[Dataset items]
# # # # # # #

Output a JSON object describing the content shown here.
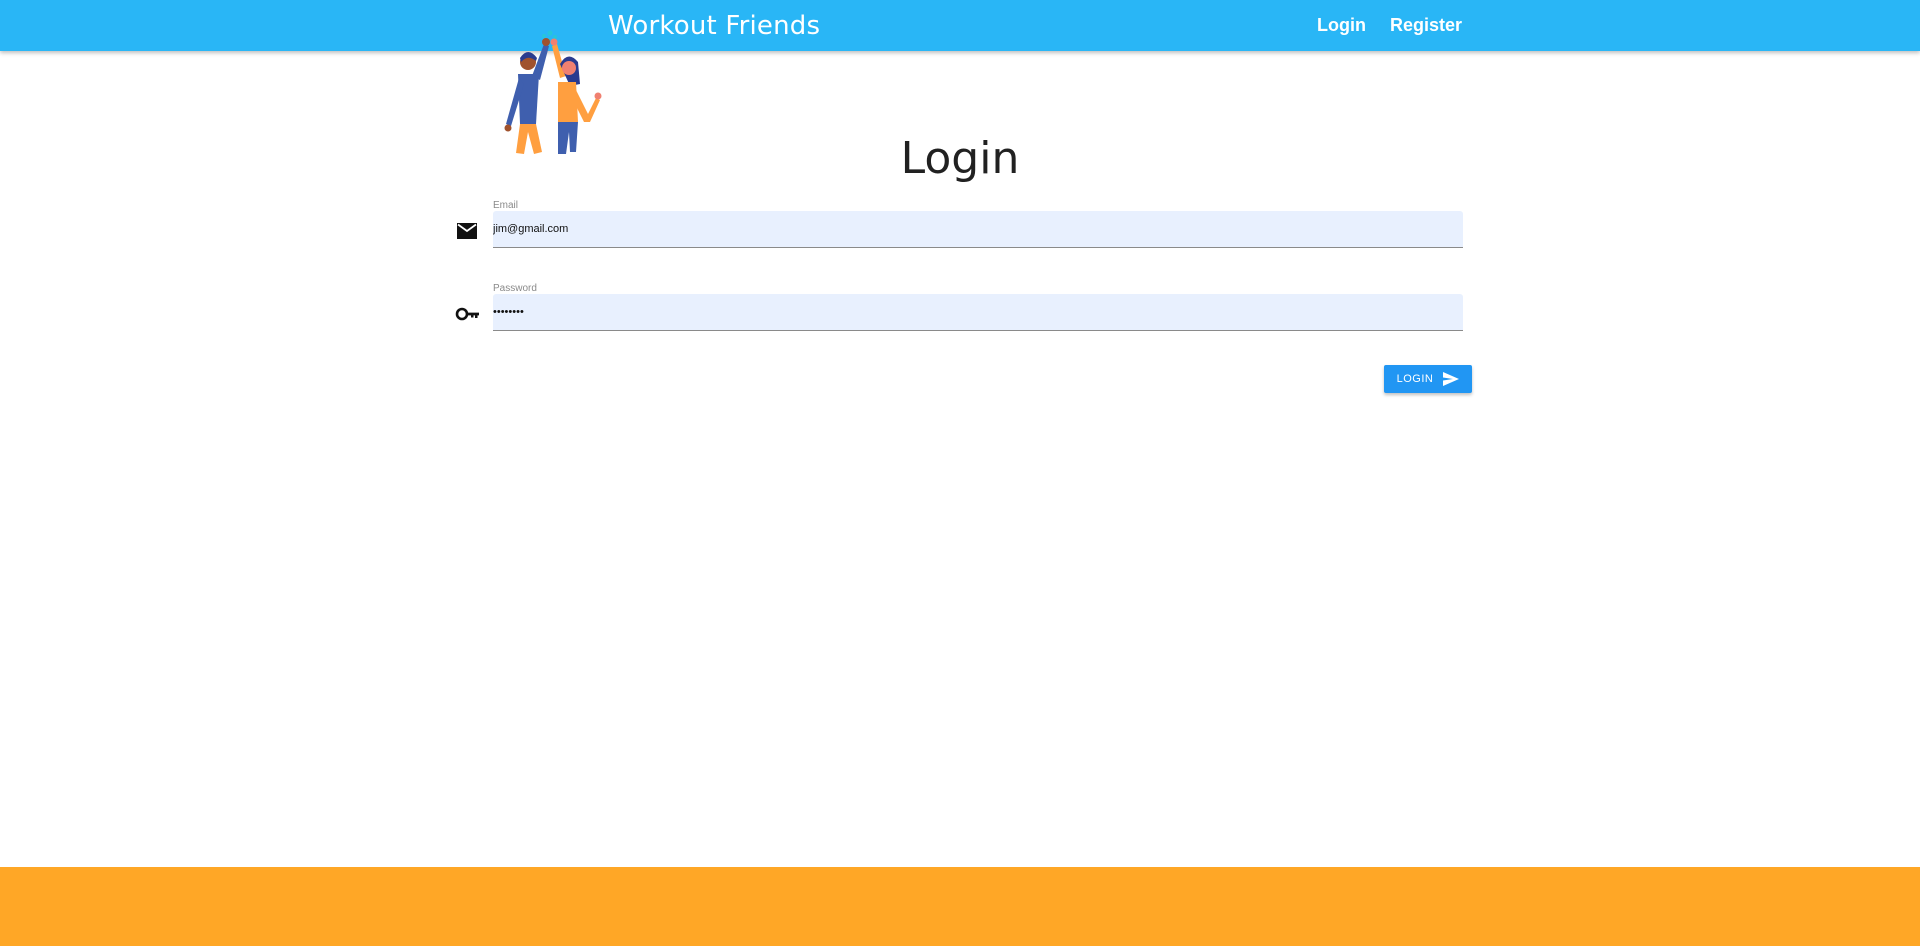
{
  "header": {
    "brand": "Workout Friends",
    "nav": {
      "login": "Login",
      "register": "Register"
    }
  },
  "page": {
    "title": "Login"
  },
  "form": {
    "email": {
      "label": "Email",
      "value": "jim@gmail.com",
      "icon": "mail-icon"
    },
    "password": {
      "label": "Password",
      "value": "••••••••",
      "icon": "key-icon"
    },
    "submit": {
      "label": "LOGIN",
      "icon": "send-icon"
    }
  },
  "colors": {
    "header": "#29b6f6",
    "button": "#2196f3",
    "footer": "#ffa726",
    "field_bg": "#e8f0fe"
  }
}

# # # # # # #

§ **Short exercise**:
An exact transcription of all the entries is required, without the pictures.

§ **Exercise answer**:
Output a JSON object describing the content shown here.
{
  "header": {
    "brand": "Workout Friends",
    "nav": {
      "login": "Login",
      "register": "Register"
    }
  },
  "page": {
    "title": "Login"
  },
  "form": {
    "email": {
      "label": "Email",
      "value": "jim@gmail.com",
      "icon": "mail-icon"
    },
    "password": {
      "label": "Password",
      "value": "••••••••",
      "icon": "key-icon"
    },
    "submit": {
      "label": "LOGIN",
      "icon": "send-icon"
    }
  },
  "colors": {
    "header": "#29b6f6",
    "button": "#2196f3",
    "footer": "#ffa726",
    "field_bg": "#e8f0fe"
  }
}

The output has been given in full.